*** Data provided
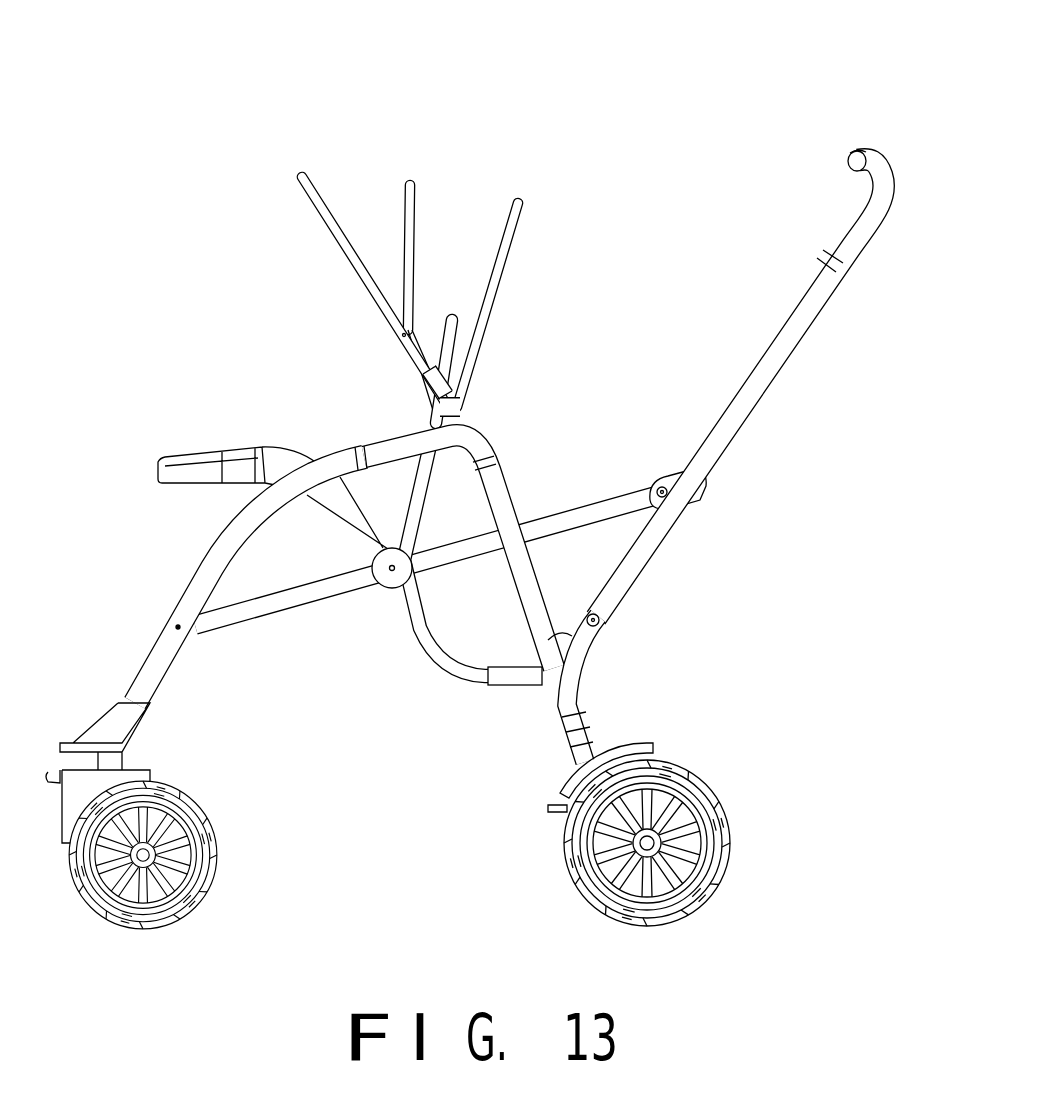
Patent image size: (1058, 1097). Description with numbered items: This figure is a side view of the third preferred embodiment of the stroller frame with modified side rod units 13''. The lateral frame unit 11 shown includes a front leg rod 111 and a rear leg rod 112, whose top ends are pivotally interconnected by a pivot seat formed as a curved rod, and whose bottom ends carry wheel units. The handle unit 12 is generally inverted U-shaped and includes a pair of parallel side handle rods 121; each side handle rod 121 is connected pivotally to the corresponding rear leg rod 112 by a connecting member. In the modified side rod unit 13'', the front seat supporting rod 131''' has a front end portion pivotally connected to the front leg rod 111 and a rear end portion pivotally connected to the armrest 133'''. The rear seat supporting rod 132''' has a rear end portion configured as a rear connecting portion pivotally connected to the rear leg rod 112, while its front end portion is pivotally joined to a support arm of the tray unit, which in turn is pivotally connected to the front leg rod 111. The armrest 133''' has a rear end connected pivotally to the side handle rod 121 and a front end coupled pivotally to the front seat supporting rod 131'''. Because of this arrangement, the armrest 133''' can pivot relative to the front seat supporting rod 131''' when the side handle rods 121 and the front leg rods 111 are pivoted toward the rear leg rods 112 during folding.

The lateral frame unit 11 is at (186, 583).
The front leg rod 111 is at (165, 660).
The rear leg rod 112 is at (491, 506).
The handle unit 12 is at (894, 150).
The side handle rod 121 is at (719, 445).
The side rod unit 13'' is at (761, 315).
The front seat supporting rod 131''' is at (425, 608).
The rear seat supporting rod 132''' is at (457, 615).
The armrest 133''' is at (645, 444).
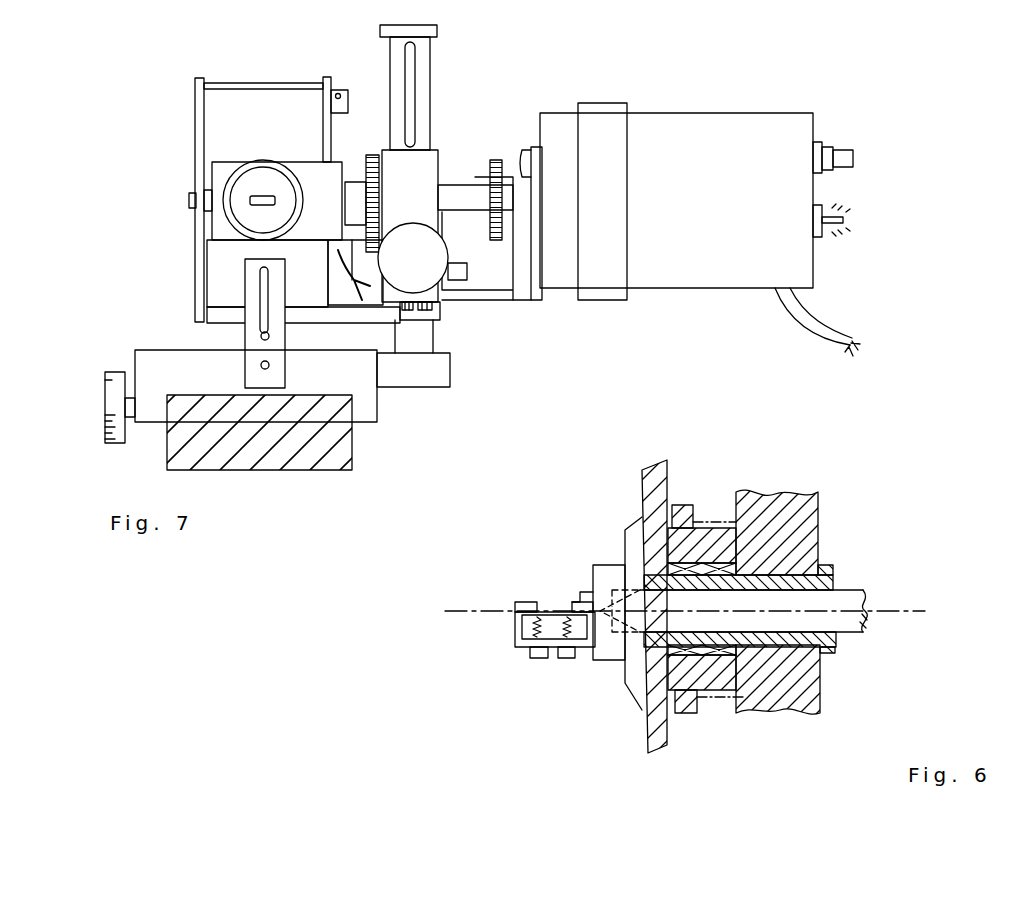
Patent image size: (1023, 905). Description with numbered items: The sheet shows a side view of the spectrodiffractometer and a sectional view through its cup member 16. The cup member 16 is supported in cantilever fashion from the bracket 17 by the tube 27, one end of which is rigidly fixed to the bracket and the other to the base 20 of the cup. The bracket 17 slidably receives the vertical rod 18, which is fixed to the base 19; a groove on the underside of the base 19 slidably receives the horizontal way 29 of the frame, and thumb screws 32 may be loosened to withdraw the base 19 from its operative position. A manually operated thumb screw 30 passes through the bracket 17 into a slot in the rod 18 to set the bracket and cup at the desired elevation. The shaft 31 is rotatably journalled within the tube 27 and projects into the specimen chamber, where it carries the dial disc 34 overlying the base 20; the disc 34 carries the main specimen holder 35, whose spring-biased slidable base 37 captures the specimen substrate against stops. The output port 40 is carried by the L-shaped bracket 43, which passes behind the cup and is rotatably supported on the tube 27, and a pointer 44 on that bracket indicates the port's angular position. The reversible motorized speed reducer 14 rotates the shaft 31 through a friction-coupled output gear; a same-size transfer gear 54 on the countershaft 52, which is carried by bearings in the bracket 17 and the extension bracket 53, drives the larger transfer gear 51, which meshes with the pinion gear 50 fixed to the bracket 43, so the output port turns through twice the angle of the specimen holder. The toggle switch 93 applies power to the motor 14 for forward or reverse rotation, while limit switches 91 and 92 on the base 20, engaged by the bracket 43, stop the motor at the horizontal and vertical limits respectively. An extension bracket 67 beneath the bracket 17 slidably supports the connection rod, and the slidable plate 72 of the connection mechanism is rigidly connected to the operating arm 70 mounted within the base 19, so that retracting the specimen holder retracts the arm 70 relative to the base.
******
Pick out every line of the records that contains the string "front" and copy each such line in full. The match is case-sensitive.

Patent image size: (1058, 1097). Description with numbered items: This figure is a side view of the third preferred embodiment of the stroller frame with modified side rod units 13''. The lateral frame unit 11 shown includes a front leg rod 111 and a rear leg rod 112, whose top ends are pivotally interconnected by a pivot seat formed as a curved rod, and whose bottom ends carry wheel units. The handle unit 12 is generally inverted U-shaped and includes a pair of parallel side handle rods 121; each side handle rod 121 is connected pivotally to the corresponding rear leg rod 112 by a connecting member. In the modified side rod unit 13'', the front seat supporting rod 131''' has a front end portion pivotally connected to the front leg rod 111 and a rear end portion pivotally connected to the armrest 133'''. The rear seat supporting rod 132''' has a rear end portion configured as a rear connecting portion pivotally connected to the rear leg rod 112, while its front end portion is pivotally joined to a support arm of the tray unit, which in turn is pivotally connected to the front leg rod 111. The armrest 133''' has a rear end connected pivotally to the side handle rod 121 and a front end coupled pivotally to the front seat supporting rod 131'''. Because of this arrangement, the armrest 133''' can pivot relative to the front seat supporting rod 131''' when the side handle rods 121 and the front leg rods 111 are pivoted toward the rear leg rods 112 during folding.
The front leg rod 111 is at (165, 660).
The front seat supporting rod 131''' is at (425, 608).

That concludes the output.